[Figure record listings]
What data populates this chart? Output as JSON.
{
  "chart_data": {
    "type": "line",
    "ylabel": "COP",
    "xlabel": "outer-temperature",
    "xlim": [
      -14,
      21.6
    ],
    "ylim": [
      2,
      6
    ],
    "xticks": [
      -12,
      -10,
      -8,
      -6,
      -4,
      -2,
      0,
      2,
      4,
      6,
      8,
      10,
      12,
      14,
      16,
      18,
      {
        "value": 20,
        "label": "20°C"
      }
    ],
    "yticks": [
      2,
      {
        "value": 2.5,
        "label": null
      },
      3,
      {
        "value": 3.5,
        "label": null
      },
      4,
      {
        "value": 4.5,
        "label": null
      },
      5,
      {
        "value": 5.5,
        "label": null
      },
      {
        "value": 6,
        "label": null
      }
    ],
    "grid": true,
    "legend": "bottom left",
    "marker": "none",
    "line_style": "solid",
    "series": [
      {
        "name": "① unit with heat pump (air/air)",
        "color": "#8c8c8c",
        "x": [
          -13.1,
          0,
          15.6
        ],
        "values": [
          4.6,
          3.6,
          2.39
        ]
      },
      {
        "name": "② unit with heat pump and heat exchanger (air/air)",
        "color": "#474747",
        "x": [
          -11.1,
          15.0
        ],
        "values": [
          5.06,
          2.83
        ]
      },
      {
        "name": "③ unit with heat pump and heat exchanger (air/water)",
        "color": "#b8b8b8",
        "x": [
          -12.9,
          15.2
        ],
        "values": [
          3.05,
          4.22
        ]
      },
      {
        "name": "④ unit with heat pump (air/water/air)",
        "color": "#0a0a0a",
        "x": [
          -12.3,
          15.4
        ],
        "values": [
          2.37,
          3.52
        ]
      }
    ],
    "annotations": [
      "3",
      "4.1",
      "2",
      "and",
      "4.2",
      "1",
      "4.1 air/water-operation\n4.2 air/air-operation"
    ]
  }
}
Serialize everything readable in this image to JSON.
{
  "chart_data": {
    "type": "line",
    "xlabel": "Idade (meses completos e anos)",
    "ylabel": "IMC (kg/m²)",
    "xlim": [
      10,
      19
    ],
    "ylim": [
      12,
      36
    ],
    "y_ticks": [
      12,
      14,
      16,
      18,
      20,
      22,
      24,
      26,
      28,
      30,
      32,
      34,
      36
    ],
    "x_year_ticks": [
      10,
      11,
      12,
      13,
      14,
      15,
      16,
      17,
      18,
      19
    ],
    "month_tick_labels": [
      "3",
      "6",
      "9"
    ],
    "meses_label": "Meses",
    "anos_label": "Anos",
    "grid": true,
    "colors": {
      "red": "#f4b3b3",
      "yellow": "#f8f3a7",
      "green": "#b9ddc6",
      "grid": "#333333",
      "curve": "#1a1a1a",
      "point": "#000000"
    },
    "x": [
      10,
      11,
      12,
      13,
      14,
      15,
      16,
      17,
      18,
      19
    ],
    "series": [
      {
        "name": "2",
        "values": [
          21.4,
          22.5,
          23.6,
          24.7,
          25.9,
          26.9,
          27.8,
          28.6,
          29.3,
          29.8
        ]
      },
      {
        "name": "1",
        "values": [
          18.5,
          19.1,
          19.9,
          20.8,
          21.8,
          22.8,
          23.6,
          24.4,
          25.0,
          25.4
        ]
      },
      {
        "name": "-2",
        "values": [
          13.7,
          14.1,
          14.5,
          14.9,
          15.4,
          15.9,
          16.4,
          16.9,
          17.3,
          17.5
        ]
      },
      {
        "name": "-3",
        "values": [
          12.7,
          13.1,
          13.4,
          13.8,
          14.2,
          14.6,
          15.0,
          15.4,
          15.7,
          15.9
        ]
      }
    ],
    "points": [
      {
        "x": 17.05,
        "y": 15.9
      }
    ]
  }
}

Set problem - Pull out each line containing the word "xlabel" and copy it.

Exercise output -
    "xlabel": "outer-temperature",
    "xlabel": "Idade (meses completos e anos)",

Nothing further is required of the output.